Text for analysis —
· · · · · · ·
So many people believe that the most important decision in forming a limited liability company for asset protection purposes is deciding in which state to register the LLC. Find the state, they say, that has the best LLC statute including protection of a debtor’s interest in a single member LLC. Florida law does not protect a debtor’s membership interest in a single member LLC.
The common belief is not correct as illustrated by this recent Delaware court decision
. The debtor, a Utah resident, owned interests in one or more single member LLCs formed in Delaware. A Utah court permitted the judgment creditors to levy upon and foreclose the debtor’s membership interest in his single member LLCs. The debtor filed a lawsuit in Delaware asking a Delaware court to declare that the Utah foreclosures on the LLC interest were invalid under Delaware law. Delaware law states that creditors cannot foreclose an LLC interest regardless of the number of members.
The Delaware court refused to override the Utah court decision permitting the foreclosure over the LLC interest under the principal of Res Judicata. The Delaware court said the foreclosure issue had already been resolved in favor of the creditors in the Utah court based upon the theory that Utah law applied to the creditor’s remedy against the debtor’s LLC interest.
· · · · · · ·
Directions —
1. In the text on LLC asset protection, what state was the debtor a resident of?
2. Extend the text on LLC asset protection, starting after its last sentence.
These lines come from a separate source.

Page layout parsing data:
· · · · · · ·
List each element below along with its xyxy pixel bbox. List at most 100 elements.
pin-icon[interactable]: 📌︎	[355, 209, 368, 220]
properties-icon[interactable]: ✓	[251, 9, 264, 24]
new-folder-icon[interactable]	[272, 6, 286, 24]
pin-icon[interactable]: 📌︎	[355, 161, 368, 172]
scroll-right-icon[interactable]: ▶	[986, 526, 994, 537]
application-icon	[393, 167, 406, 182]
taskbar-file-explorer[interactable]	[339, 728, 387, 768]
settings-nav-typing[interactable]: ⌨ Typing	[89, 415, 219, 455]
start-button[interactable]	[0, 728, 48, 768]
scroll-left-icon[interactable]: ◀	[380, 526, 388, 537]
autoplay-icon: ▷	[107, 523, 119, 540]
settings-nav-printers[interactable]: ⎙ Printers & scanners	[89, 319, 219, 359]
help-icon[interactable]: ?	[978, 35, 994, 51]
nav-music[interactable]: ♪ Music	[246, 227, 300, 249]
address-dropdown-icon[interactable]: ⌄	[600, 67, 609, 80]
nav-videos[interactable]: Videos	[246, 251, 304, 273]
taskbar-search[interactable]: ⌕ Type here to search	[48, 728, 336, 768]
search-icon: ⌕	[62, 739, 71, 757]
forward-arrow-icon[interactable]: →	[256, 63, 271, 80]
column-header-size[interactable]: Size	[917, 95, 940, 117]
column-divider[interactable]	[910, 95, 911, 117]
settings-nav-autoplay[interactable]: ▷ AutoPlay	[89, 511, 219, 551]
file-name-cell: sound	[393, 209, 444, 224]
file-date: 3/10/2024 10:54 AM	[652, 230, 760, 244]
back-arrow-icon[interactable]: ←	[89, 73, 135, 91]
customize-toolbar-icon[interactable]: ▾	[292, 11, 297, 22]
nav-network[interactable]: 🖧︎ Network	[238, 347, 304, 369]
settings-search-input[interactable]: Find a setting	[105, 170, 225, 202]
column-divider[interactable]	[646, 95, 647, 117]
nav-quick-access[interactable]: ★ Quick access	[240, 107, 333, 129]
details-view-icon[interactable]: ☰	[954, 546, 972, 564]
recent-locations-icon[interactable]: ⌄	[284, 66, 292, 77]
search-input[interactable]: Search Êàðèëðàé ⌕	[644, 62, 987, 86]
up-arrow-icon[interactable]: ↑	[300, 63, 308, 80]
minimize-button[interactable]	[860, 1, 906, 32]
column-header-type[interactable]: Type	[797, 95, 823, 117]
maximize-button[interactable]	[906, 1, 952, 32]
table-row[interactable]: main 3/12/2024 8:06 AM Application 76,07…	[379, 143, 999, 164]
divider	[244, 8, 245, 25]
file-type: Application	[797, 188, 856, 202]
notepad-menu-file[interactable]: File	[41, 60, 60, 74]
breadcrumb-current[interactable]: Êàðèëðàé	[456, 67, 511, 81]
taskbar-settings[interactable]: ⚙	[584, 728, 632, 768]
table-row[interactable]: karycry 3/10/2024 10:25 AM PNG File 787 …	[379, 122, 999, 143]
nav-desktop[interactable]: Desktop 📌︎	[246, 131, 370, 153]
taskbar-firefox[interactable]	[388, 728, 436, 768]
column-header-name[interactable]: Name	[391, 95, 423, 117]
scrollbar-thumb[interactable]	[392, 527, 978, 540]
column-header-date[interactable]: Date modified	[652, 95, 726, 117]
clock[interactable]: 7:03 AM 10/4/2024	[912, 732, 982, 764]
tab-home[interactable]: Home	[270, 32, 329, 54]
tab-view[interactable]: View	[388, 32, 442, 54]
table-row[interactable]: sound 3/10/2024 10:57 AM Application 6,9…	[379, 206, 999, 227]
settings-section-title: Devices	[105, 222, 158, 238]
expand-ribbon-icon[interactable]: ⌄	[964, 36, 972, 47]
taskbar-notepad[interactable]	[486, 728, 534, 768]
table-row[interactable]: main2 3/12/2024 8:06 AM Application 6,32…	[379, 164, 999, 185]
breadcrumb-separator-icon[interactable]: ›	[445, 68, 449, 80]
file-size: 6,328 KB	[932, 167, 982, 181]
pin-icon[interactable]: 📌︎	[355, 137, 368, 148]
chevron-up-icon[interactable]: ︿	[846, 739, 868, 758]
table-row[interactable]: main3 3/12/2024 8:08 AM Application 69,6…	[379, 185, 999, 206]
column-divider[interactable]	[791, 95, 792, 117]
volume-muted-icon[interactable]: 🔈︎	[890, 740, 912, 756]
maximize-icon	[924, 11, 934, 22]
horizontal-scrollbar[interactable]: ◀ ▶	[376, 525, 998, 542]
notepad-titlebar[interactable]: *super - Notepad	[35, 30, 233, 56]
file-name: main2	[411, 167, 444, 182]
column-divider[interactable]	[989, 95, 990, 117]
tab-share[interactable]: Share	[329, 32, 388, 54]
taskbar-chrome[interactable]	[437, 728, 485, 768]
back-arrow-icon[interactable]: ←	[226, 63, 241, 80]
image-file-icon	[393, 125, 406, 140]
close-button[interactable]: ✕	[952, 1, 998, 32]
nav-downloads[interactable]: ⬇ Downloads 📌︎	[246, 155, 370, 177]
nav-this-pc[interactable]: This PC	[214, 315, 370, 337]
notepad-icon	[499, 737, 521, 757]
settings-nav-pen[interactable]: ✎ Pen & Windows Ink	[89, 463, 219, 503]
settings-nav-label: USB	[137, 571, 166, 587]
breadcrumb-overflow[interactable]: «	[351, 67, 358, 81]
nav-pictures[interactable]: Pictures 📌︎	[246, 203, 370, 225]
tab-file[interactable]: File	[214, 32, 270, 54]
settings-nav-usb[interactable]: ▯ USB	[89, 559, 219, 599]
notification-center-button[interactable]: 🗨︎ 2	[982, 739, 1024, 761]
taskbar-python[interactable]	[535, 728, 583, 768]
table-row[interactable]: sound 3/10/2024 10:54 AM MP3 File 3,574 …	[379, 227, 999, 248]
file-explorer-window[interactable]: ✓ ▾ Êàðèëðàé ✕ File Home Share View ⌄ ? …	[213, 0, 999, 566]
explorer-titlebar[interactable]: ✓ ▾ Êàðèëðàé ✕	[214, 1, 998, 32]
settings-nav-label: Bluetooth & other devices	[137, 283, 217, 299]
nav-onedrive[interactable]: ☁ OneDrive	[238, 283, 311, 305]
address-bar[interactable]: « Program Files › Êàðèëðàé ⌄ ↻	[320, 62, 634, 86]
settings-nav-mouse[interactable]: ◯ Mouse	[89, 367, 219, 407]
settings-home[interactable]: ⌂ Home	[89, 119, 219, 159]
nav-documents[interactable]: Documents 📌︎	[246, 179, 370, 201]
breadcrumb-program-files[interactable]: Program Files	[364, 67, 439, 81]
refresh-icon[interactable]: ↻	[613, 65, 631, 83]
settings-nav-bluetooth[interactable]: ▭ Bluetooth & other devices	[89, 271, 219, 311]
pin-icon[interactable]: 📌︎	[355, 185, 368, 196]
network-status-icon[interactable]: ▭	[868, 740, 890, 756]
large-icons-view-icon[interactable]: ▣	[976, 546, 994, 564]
· · · · · · ·
Answers to this exercise —
1. Utah.

2.
Forming an LLC in Delaware, Nevada, or any other state will not guarantee that that state’s law will protect your LLC interest. Most states apply the laws of the debtor’s residence over legal issues of judgment collection. State court judges will usually not abstain from imposing creditor remedies to collect judgments issued or domesticated in their states.
I have written before
that Florida asset protection planning should involve LLC’s formed in Florida unless the LLC is actually doing business in or owns property in a foreign state. Thanks to New Jersey attorney Jeff Vandrew
for writing about this important court case in his own asset protection blog.